* start Items *
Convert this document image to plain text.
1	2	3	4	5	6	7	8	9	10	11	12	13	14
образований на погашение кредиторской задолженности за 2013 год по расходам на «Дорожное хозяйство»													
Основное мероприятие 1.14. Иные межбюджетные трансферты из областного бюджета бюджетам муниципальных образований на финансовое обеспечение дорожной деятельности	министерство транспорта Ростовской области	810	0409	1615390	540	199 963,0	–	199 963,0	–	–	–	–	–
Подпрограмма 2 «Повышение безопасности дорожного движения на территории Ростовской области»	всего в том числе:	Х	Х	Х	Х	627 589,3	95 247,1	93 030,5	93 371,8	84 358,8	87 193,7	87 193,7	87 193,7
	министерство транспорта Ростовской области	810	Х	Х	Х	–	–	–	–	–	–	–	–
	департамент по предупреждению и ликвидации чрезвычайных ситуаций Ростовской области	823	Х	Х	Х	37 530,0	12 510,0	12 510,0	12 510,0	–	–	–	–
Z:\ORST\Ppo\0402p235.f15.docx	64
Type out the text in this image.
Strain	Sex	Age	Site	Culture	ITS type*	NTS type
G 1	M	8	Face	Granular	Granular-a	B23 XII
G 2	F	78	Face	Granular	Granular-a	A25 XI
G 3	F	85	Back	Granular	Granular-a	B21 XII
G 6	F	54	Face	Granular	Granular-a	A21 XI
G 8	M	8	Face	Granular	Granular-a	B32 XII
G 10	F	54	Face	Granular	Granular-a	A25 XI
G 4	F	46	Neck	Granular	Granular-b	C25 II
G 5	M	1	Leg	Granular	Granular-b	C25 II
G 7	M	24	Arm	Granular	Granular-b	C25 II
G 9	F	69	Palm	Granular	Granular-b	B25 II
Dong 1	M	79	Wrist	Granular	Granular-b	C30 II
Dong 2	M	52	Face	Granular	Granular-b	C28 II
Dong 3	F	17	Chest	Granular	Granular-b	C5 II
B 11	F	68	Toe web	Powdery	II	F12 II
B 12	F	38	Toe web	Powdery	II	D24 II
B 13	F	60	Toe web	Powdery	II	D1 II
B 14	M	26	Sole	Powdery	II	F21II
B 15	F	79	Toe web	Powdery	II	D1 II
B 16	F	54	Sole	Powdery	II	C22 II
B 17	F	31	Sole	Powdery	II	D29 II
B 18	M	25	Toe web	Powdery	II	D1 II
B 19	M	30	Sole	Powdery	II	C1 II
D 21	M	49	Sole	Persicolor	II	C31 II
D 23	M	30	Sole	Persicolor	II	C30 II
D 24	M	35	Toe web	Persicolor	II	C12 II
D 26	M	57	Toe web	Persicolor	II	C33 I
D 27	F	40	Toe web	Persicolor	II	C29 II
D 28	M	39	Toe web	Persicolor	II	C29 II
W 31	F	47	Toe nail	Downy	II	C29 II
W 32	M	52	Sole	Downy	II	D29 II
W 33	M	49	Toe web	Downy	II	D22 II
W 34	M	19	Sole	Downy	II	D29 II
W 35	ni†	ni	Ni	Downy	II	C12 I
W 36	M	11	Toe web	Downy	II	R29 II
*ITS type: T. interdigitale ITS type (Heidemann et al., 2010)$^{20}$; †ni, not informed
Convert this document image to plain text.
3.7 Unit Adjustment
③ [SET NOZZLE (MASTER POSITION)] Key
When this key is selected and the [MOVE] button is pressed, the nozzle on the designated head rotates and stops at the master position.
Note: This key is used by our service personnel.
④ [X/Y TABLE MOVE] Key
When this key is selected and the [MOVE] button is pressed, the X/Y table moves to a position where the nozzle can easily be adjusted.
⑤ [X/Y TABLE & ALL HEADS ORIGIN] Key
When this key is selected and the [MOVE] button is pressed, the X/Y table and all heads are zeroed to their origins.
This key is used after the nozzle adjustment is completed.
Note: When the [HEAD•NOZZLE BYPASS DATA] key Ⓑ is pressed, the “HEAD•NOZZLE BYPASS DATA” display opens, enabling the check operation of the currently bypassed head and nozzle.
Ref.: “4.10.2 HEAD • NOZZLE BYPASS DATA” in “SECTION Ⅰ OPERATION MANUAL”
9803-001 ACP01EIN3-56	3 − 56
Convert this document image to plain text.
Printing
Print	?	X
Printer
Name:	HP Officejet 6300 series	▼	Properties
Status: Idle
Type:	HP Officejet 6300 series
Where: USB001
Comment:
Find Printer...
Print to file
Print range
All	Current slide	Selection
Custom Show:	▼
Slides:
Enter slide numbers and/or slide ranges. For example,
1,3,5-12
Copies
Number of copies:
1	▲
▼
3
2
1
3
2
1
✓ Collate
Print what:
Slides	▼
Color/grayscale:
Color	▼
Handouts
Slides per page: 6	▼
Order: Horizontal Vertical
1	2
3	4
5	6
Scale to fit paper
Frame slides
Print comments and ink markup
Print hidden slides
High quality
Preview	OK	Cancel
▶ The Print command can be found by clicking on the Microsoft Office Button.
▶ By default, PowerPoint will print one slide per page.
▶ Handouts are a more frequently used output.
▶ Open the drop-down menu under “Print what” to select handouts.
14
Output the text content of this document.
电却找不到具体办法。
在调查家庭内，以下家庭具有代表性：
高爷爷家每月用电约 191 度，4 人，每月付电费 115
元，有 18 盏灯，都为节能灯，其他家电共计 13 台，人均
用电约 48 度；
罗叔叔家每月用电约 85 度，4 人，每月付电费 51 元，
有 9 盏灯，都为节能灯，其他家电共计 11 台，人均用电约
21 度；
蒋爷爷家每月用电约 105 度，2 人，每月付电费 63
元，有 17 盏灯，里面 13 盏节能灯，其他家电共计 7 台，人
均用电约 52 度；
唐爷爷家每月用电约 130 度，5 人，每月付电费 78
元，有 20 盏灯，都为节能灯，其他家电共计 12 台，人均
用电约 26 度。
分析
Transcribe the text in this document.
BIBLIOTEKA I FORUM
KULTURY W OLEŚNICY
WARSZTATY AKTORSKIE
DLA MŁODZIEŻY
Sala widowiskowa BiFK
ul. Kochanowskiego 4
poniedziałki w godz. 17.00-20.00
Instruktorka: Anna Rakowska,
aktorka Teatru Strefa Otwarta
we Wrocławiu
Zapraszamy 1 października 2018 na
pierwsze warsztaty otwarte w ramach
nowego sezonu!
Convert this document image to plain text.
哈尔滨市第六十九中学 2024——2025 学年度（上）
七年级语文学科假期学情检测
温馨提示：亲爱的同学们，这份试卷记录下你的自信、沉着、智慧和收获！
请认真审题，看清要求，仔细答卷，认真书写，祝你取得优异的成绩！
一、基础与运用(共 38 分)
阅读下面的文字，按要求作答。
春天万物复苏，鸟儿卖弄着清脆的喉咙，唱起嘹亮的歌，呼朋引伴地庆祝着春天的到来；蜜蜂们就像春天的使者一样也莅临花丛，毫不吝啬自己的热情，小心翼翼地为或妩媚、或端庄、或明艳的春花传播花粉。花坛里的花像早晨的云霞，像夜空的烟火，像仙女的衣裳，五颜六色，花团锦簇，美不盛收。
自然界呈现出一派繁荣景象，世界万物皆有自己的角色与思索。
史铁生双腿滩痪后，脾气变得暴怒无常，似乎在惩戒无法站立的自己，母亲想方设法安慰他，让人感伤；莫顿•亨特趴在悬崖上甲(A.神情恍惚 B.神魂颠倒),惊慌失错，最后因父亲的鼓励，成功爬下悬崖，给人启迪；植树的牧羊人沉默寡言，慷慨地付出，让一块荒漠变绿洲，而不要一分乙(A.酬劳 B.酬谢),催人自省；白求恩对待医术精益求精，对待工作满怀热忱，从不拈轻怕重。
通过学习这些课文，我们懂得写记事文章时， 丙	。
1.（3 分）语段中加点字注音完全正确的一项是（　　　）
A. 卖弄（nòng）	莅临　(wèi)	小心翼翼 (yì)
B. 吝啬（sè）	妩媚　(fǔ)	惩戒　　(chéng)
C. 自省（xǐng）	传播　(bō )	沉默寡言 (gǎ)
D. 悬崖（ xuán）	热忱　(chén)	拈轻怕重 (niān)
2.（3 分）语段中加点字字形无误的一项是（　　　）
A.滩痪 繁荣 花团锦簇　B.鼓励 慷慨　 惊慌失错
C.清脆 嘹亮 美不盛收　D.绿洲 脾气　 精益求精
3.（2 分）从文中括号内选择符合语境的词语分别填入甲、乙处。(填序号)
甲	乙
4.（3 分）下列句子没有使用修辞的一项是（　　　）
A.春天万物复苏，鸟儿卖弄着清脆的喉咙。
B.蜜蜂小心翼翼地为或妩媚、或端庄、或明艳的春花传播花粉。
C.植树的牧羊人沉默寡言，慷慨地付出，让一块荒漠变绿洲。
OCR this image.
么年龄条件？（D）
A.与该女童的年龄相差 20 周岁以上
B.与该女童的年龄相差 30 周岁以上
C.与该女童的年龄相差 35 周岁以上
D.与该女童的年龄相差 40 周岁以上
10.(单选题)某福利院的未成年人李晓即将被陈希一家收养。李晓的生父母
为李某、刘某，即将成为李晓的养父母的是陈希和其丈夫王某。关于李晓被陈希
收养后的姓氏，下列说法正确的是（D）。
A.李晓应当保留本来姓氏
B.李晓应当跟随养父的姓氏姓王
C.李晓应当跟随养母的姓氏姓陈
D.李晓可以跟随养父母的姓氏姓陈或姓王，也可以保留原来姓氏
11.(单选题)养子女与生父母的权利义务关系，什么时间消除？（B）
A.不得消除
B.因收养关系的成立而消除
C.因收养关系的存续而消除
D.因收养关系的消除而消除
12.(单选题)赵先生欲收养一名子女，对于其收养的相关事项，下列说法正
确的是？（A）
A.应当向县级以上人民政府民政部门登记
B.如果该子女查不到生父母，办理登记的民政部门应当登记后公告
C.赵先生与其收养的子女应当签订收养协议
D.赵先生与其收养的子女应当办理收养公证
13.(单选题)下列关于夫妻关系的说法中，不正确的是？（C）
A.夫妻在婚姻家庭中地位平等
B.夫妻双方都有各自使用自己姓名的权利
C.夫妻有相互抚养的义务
* end Items *
▶ [Task details]: From the "OCR this image." line to the close of the listing, restate each line word for word.

▶ [Solution below]:
OCR this image.
么年龄条件？（D）
A.与该女童的年龄相差 20 周岁以上
B.与该女童的年龄相差 30 周岁以上
C.与该女童的年龄相差 35 周岁以上
D.与该女童的年龄相差 40 周岁以上
10.(单选题)某福利院的未成年人李晓即将被陈希一家收养。李晓的生父母
为李某、刘某，即将成为李晓的养父母的是陈希和其丈夫王某。关于李晓被陈希
收养后的姓氏，下列说法正确的是（D）。
A.李晓应当保留本来姓氏
B.李晓应当跟随养父的姓氏姓王
C.李晓应当跟随养母的姓氏姓陈
D.李晓可以跟随养父母的姓氏姓陈或姓王，也可以保留原来姓氏
11.(单选题)养子女与生父母的权利义务关系，什么时间消除？（B）
A.不得消除
B.因收养关系的成立而消除
C.因收养关系的存续而消除
D.因收养关系的消除而消除
12.(单选题)赵先生欲收养一名子女，对于其收养的相关事项，下列说法正
确的是？（A）
A.应当向县级以上人民政府民政部门登记
B.如果该子女查不到生父母，办理登记的民政部门应当登记后公告
C.赵先生与其收养的子女应当签订收养协议
D.赵先生与其收养的子女应当办理收养公证
13.(单选题)下列关于夫妻关系的说法中，不正确的是？（C）
A.夫妻在婚姻家庭中地位平等
B.夫妻双方都有各自使用自己姓名的权利
C.夫妻有相互抚养的义务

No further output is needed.